→ **Data extract**:
:::::
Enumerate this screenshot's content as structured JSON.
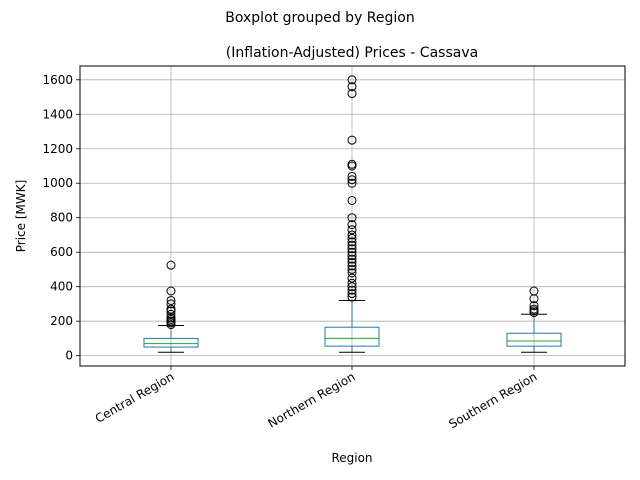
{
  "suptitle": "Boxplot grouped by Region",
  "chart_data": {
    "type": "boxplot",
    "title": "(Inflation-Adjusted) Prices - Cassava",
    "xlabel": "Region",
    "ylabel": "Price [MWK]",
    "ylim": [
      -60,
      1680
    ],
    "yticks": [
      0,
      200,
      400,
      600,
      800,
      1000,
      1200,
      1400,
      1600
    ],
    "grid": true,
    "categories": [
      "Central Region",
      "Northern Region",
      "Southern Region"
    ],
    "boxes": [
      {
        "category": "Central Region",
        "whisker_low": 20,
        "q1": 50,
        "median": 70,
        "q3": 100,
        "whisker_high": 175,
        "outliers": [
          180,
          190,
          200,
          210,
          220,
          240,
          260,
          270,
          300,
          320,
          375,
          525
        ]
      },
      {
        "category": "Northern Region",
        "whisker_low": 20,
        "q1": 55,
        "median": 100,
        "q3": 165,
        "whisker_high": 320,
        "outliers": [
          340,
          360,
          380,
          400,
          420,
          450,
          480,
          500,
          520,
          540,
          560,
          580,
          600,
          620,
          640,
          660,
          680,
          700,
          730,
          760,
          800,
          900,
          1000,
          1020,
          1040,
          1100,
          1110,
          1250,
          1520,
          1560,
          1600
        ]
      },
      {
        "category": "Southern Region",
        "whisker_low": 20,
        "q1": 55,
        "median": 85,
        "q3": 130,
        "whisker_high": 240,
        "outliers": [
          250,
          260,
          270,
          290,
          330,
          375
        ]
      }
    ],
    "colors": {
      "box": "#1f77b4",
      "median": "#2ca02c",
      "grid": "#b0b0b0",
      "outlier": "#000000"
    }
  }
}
:::::
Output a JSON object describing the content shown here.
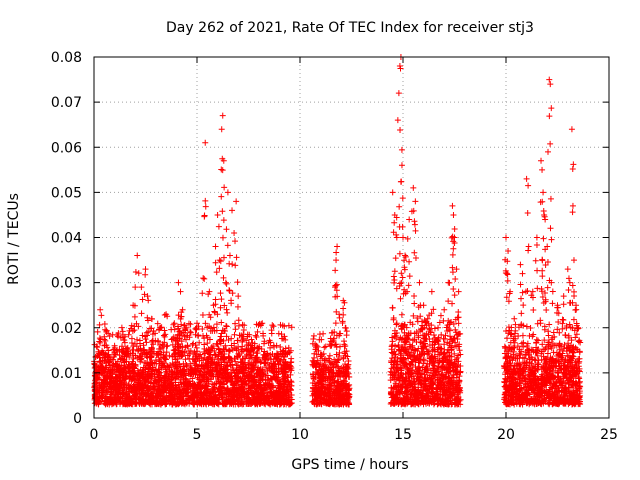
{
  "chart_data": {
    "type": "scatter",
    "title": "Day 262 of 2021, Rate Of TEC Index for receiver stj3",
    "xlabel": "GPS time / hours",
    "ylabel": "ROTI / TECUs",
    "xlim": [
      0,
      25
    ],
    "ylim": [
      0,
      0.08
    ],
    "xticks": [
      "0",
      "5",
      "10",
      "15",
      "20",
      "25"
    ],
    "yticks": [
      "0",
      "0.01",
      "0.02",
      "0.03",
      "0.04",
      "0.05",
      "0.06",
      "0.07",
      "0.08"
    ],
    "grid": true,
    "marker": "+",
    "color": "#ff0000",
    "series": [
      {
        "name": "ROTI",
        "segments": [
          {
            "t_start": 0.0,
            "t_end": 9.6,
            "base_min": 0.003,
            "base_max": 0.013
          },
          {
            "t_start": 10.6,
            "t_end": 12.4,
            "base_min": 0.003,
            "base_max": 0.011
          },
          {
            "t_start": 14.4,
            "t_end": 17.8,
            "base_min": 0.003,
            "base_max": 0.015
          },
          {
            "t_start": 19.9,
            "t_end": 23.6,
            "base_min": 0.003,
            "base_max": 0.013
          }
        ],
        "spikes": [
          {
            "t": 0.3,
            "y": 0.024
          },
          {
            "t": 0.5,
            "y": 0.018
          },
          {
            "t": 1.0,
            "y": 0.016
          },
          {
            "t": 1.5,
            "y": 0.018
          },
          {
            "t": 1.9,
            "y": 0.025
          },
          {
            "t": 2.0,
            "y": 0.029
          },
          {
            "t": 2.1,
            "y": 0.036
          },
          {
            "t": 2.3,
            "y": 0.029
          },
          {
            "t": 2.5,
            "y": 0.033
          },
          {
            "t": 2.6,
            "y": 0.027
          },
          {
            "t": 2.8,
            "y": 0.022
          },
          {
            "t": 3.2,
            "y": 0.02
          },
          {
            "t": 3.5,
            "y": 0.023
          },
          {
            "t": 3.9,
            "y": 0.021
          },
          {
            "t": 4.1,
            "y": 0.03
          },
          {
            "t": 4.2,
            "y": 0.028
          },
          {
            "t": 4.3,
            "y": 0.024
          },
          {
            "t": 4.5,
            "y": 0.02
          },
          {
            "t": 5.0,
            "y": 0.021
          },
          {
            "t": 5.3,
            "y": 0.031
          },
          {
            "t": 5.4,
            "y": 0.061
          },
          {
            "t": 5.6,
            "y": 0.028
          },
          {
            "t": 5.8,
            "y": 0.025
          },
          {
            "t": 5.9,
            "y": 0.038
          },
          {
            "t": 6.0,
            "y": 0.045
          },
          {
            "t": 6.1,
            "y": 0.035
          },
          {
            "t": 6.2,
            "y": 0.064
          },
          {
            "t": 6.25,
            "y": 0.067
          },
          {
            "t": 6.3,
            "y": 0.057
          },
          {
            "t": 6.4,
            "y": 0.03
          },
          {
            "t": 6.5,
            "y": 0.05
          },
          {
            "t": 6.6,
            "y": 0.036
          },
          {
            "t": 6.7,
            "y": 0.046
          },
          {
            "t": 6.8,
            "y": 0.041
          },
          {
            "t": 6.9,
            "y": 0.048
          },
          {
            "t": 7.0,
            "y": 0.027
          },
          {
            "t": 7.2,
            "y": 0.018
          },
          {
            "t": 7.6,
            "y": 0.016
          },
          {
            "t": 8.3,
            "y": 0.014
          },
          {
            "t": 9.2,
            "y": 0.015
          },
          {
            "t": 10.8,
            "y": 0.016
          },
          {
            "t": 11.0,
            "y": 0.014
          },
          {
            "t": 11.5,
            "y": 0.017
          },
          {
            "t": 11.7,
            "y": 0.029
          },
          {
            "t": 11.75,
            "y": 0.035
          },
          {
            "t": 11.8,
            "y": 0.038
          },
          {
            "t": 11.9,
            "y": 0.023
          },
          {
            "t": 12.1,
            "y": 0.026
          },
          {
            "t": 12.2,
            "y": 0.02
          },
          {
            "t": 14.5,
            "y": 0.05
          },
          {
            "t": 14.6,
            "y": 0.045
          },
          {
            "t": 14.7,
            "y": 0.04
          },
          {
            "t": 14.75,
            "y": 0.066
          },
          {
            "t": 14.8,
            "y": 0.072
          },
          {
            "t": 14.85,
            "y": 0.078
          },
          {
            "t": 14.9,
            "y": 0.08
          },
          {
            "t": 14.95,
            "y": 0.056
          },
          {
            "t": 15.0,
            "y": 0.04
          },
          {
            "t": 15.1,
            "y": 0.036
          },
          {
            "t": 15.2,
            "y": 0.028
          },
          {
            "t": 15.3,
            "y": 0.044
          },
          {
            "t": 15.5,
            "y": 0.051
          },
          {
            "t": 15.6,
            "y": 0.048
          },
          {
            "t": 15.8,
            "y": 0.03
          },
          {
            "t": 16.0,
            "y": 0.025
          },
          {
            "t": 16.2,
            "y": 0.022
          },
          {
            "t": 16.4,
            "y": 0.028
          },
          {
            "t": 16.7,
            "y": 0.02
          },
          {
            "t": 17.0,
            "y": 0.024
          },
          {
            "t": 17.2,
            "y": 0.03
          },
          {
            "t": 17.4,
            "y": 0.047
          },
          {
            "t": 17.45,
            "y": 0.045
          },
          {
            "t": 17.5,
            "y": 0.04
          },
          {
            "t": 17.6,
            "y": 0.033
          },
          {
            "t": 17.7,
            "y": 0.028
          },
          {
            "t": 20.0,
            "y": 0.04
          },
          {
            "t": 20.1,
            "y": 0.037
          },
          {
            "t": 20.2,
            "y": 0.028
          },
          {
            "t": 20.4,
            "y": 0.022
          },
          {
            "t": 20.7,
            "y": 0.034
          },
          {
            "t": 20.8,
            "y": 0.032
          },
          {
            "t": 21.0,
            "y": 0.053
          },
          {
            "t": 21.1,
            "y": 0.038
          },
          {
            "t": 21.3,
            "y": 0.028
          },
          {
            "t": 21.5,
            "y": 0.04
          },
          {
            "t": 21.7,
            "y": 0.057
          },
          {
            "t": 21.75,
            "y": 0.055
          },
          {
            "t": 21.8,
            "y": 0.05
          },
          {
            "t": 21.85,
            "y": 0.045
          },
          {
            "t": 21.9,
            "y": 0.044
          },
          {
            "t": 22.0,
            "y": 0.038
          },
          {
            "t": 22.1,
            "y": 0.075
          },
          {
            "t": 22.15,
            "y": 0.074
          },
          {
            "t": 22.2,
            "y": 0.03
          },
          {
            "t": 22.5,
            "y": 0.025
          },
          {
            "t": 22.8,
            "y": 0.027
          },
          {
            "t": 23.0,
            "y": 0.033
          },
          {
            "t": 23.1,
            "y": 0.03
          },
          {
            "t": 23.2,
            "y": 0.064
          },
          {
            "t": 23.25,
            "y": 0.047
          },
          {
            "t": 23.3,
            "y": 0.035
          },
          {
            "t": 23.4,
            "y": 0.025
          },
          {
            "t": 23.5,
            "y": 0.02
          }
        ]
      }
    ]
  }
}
:::::
→ **What is needed**:
From the entries above, copy every line containing the word "Region".

→ **Written answer**:
  "suptitle": "Boxplot grouped by Region",
    "xlabel": "Region",
      "Central Region",
      "Northern Region",
      "Southern Region"
        "category": "Central Region",
        "category": "Northern Region",
        "category": "Southern Region",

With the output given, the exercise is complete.